INSTRUCTIONS FOR THE TASK ::
Copy everything in the data below exactly except the pictures.

-- Start EXTRACTED ENTRIES --

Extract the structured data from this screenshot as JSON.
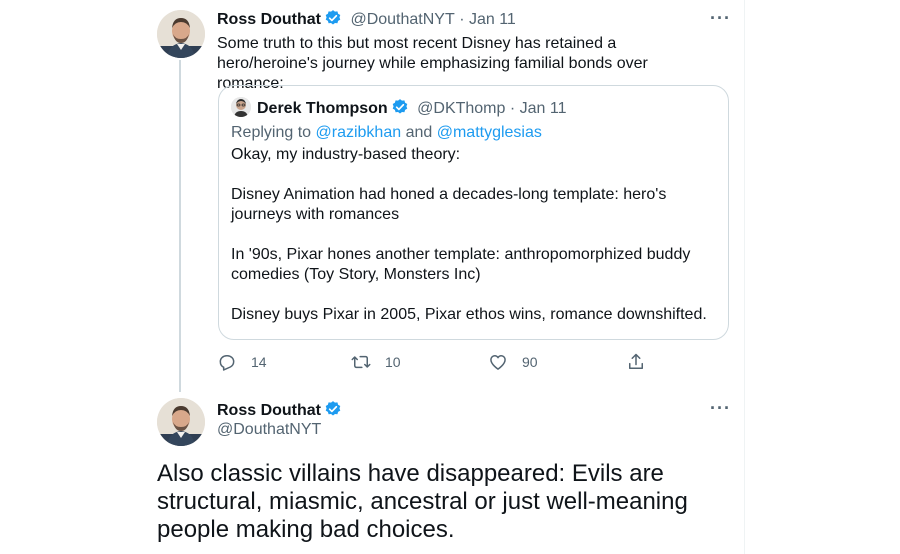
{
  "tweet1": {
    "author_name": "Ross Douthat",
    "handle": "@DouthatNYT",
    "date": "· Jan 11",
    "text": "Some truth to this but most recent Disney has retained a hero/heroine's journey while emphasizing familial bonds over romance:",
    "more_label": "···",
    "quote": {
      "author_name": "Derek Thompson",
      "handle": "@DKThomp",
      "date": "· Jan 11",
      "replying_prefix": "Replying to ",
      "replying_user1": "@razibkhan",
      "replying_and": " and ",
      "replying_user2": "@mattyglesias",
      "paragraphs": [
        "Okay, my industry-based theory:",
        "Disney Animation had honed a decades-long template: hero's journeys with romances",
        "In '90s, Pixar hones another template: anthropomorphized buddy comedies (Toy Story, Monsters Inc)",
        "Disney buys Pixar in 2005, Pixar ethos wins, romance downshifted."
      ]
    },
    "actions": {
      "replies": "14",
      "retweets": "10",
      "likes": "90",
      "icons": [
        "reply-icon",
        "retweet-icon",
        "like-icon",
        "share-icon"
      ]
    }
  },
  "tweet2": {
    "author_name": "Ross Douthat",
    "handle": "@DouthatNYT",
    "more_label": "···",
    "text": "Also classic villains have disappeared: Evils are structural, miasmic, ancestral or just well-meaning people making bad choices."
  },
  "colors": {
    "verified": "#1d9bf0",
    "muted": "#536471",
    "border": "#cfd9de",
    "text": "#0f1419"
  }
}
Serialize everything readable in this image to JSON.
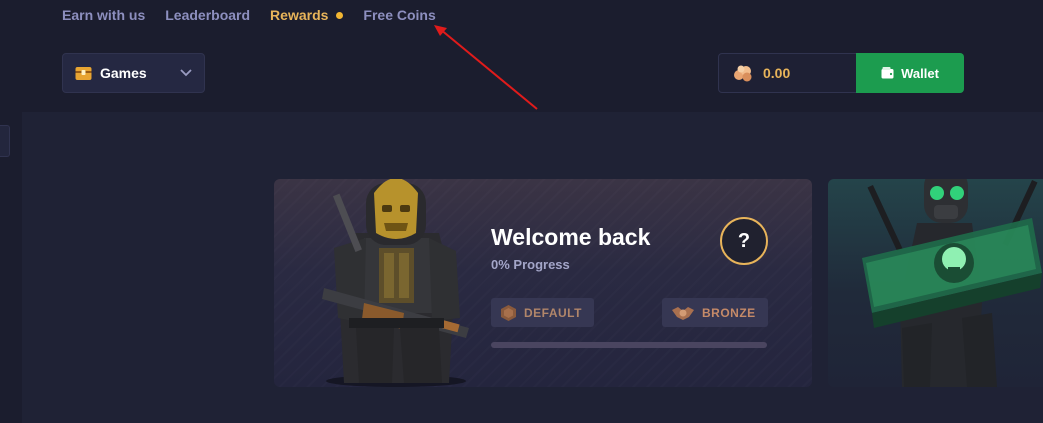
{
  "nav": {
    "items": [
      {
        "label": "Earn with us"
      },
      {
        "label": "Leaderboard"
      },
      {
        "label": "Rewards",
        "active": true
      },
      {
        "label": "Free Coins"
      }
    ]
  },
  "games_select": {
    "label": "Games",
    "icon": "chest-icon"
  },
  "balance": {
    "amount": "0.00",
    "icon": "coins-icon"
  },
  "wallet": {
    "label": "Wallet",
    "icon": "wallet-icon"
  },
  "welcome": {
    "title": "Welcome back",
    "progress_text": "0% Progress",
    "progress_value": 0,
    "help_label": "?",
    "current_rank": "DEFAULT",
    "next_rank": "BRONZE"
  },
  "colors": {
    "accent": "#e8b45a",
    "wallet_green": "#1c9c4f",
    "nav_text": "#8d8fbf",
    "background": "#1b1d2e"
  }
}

-- End EXTRACTED ENTRIES --

PROBLEM SOLUTION ::
Extract the structured data from this screenshot as JSON.
{
  "tweet1": {
    "author_name": "Ross Douthat",
    "handle": "@DouthatNYT",
    "date": "· Jan 11",
    "text": "Some truth to this but most recent Disney has retained a hero/heroine's journey while emphasizing familial bonds over romance:",
    "more_label": "···",
    "quote": {
      "author_name": "Derek Thompson",
      "handle": "@DKThomp",
      "date": "· Jan 11",
      "replying_prefix": "Replying to ",
      "replying_user1": "@razibkhan",
      "replying_and": " and ",
      "replying_user2": "@mattyglesias",
      "paragraphs": [
        "Okay, my industry-based theory:",
        "Disney Animation had honed a decades-long template: hero's journeys with romances",
        "In '90s, Pixar hones another template: anthropomorphized buddy comedies (Toy Story, Monsters Inc)",
        "Disney buys Pixar in 2005, Pixar ethos wins, romance downshifted."
      ]
    },
    "actions": {
      "replies": "14",
      "retweets": "10",
      "likes": "90",
      "icons": [
        "reply-icon",
        "retweet-icon",
        "like-icon",
        "share-icon"
      ]
    }
  },
  "tweet2": {
    "author_name": "Ross Douthat",
    "handle": "@DouthatNYT",
    "more_label": "···",
    "text": "Also classic villains have disappeared: Evils are structural, miasmic, ancestral or just well-meaning people making bad choices."
  },
  "colors": {
    "verified": "#1d9bf0",
    "muted": "#536471",
    "border": "#cfd9de",
    "text": "#0f1419"
  }
}
Serialize everything readable in this image to JSON.
{
  "nav": {
    "items": [
      {
        "label": "Earn with us"
      },
      {
        "label": "Leaderboard"
      },
      {
        "label": "Rewards",
        "active": true
      },
      {
        "label": "Free Coins"
      }
    ]
  },
  "games_select": {
    "label": "Games",
    "icon": "chest-icon"
  },
  "balance": {
    "amount": "0.00",
    "icon": "coins-icon"
  },
  "wallet": {
    "label": "Wallet",
    "icon": "wallet-icon"
  },
  "welcome": {
    "title": "Welcome back",
    "progress_text": "0% Progress",
    "progress_value": 0,
    "help_label": "?",
    "current_rank": "DEFAULT",
    "next_rank": "BRONZE"
  },
  "colors": {
    "accent": "#e8b45a",
    "wallet_green": "#1c9c4f",
    "nav_text": "#8d8fbf",
    "background": "#1b1d2e"
  }
}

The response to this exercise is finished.